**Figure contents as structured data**
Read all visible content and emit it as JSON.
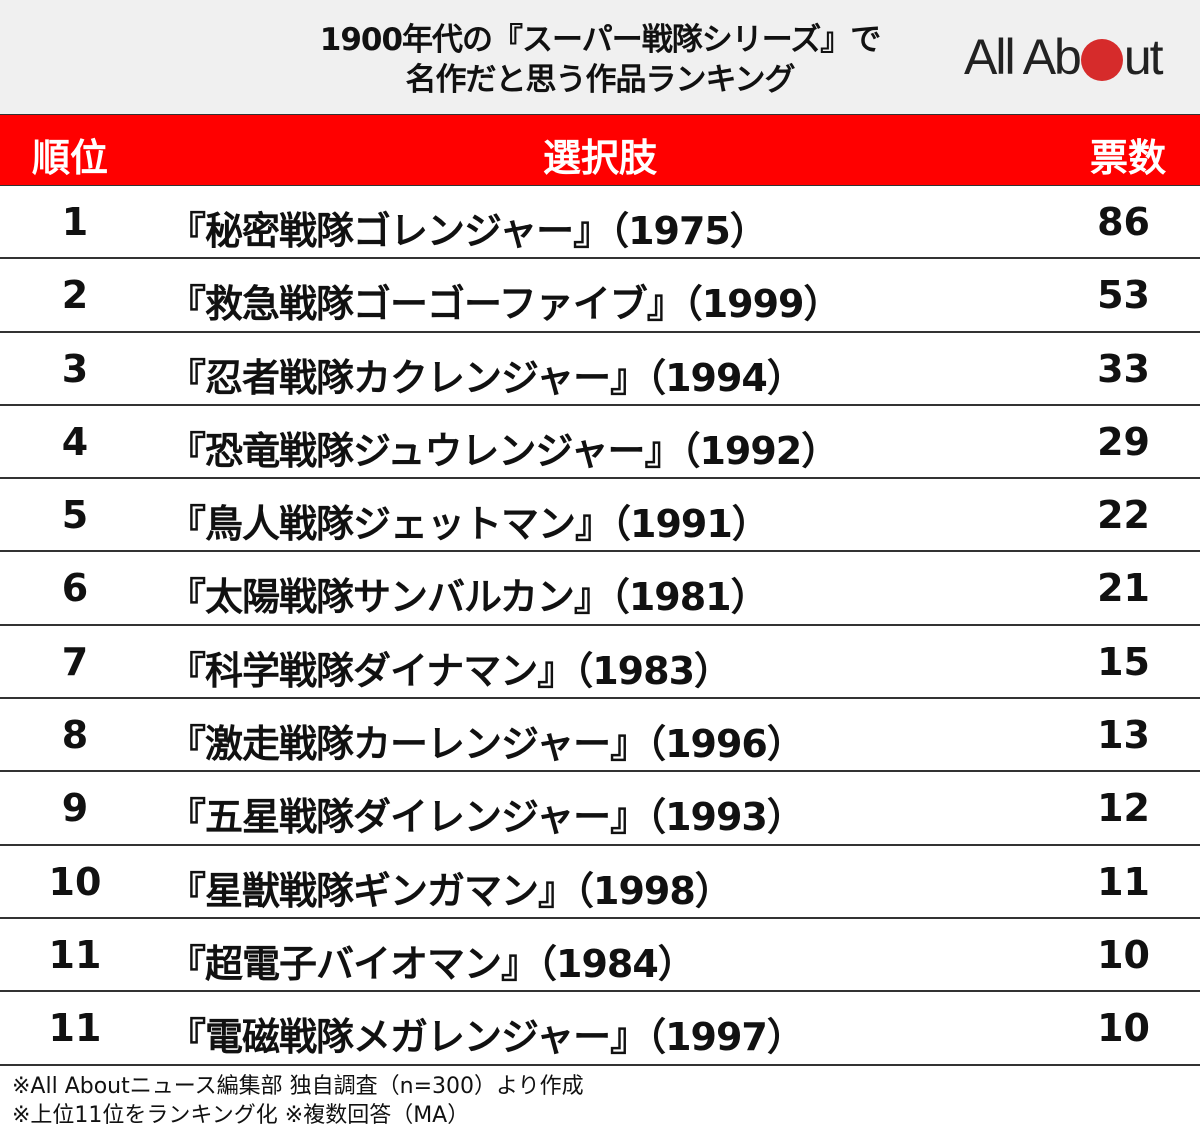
{
  "header": {
    "title_line1": "1900年代の『スーパー戦隊シリーズ』で",
    "title_line2": "名作だと思う作品ランキング",
    "logo": {
      "part1": "All Ab",
      "part2": "ut",
      "dot_color": "#d62b2b"
    }
  },
  "table": {
    "columns": {
      "rank": "順位",
      "choice": "選択肢",
      "votes": "票数"
    },
    "header_color": "#ff0000",
    "rows": [
      {
        "rank": "1",
        "title": "『秘密戦隊ゴレンジャー』（1975）",
        "votes": "86"
      },
      {
        "rank": "2",
        "title": "『救急戦隊ゴーゴーファイブ』（1999）",
        "votes": "53"
      },
      {
        "rank": "3",
        "title": "『忍者戦隊カクレンジャー』（1994）",
        "votes": "33"
      },
      {
        "rank": "4",
        "title": "『恐竜戦隊ジュウレンジャー』（1992）",
        "votes": "29"
      },
      {
        "rank": "5",
        "title": "『鳥人戦隊ジェットマン』（1991）",
        "votes": "22"
      },
      {
        "rank": "6",
        "title": "『太陽戦隊サンバルカン』（1981）",
        "votes": "21"
      },
      {
        "rank": "7",
        "title": "『科学戦隊ダイナマン』（1983）",
        "votes": "15"
      },
      {
        "rank": "8",
        "title": "『激走戦隊カーレンジャー』（1996）",
        "votes": "13"
      },
      {
        "rank": "9",
        "title": "『五星戦隊ダイレンジャー』（1993）",
        "votes": "12"
      },
      {
        "rank": "10",
        "title": "『星獣戦隊ギンガマン』（1998）",
        "votes": "11"
      },
      {
        "rank": "11",
        "title": "『超電子バイオマン』（1984）",
        "votes": "10"
      },
      {
        "rank": "11",
        "title": "『電磁戦隊メガレンジャー』（1997）",
        "votes": "10"
      }
    ]
  },
  "footnotes": {
    "line1": "※All Aboutニュース編集部 独自調査（n=300）より作成",
    "line2": "※上位11位をランキング化 ※複数回答（MA）"
  },
  "chart_data": {
    "type": "table",
    "title": "1900年代の『スーパー戦隊シリーズ』で名作だと思う作品ランキング",
    "columns": [
      "順位",
      "選択肢",
      "票数"
    ],
    "categories": [
      "『秘密戦隊ゴレンジャー』（1975）",
      "『救急戦隊ゴーゴーファイブ』（1999）",
      "『忍者戦隊カクレンジャー』（1994）",
      "『恐竜戦隊ジュウレンジャー』（1992）",
      "『鳥人戦隊ジェットマン』（1991）",
      "『太陽戦隊サンバルカン』（1981）",
      "『科学戦隊ダイナマン』（1983）",
      "『激走戦隊カーレンジャー』（1996）",
      "『五星戦隊ダイレンジャー』（1993）",
      "『星獣戦隊ギンガマン』（1998）",
      "『超電子バイオマン』（1984）",
      "『電磁戦隊メガレンジャー』（1997）"
    ],
    "ranks": [
      1,
      2,
      3,
      4,
      5,
      6,
      7,
      8,
      9,
      10,
      11,
      11
    ],
    "values": [
      86,
      53,
      33,
      29,
      22,
      21,
      15,
      13,
      12,
      11,
      10,
      10
    ],
    "notes": [
      "n=300",
      "複数回答（MA）"
    ]
  }
}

**Goal of the exercise**
Copy out all of the material exactly as written, without its pictures.

**Exercise output**
Read all visible content and emit it as JSON.
{
  "header": {
    "title_line1": "1900年代の『スーパー戦隊シリーズ』で",
    "title_line2": "名作だと思う作品ランキング",
    "logo": {
      "part1": "All Ab",
      "part2": "ut",
      "dot_color": "#d62b2b"
    }
  },
  "table": {
    "columns": {
      "rank": "順位",
      "choice": "選択肢",
      "votes": "票数"
    },
    "header_color": "#ff0000",
    "rows": [
      {
        "rank": "1",
        "title": "『秘密戦隊ゴレンジャー』（1975）",
        "votes": "86"
      },
      {
        "rank": "2",
        "title": "『救急戦隊ゴーゴーファイブ』（1999）",
        "votes": "53"
      },
      {
        "rank": "3",
        "title": "『忍者戦隊カクレンジャー』（1994）",
        "votes": "33"
      },
      {
        "rank": "4",
        "title": "『恐竜戦隊ジュウレンジャー』（1992）",
        "votes": "29"
      },
      {
        "rank": "5",
        "title": "『鳥人戦隊ジェットマン』（1991）",
        "votes": "22"
      },
      {
        "rank": "6",
        "title": "『太陽戦隊サンバルカン』（1981）",
        "votes": "21"
      },
      {
        "rank": "7",
        "title": "『科学戦隊ダイナマン』（1983）",
        "votes": "15"
      },
      {
        "rank": "8",
        "title": "『激走戦隊カーレンジャー』（1996）",
        "votes": "13"
      },
      {
        "rank": "9",
        "title": "『五星戦隊ダイレンジャー』（1993）",
        "votes": "12"
      },
      {
        "rank": "10",
        "title": "『星獣戦隊ギンガマン』（1998）",
        "votes": "11"
      },
      {
        "rank": "11",
        "title": "『超電子バイオマン』（1984）",
        "votes": "10"
      },
      {
        "rank": "11",
        "title": "『電磁戦隊メガレンジャー』（1997）",
        "votes": "10"
      }
    ]
  },
  "footnotes": {
    "line1": "※All Aboutニュース編集部 独自調査（n=300）より作成",
    "line2": "※上位11位をランキング化 ※複数回答（MA）"
  },
  "chart_data": {
    "type": "table",
    "title": "1900年代の『スーパー戦隊シリーズ』で名作だと思う作品ランキング",
    "columns": [
      "順位",
      "選択肢",
      "票数"
    ],
    "categories": [
      "『秘密戦隊ゴレンジャー』（1975）",
      "『救急戦隊ゴーゴーファイブ』（1999）",
      "『忍者戦隊カクレンジャー』（1994）",
      "『恐竜戦隊ジュウレンジャー』（1992）",
      "『鳥人戦隊ジェットマン』（1991）",
      "『太陽戦隊サンバルカン』（1981）",
      "『科学戦隊ダイナマン』（1983）",
      "『激走戦隊カーレンジャー』（1996）",
      "『五星戦隊ダイレンジャー』（1993）",
      "『星獣戦隊ギンガマン』（1998）",
      "『超電子バイオマン』（1984）",
      "『電磁戦隊メガレンジャー』（1997）"
    ],
    "ranks": [
      1,
      2,
      3,
      4,
      5,
      6,
      7,
      8,
      9,
      10,
      11,
      11
    ],
    "values": [
      86,
      53,
      33,
      29,
      22,
      21,
      15,
      13,
      12,
      11,
      10,
      10
    ],
    "notes": [
      "n=300",
      "複数回答（MA）"
    ]
  }
}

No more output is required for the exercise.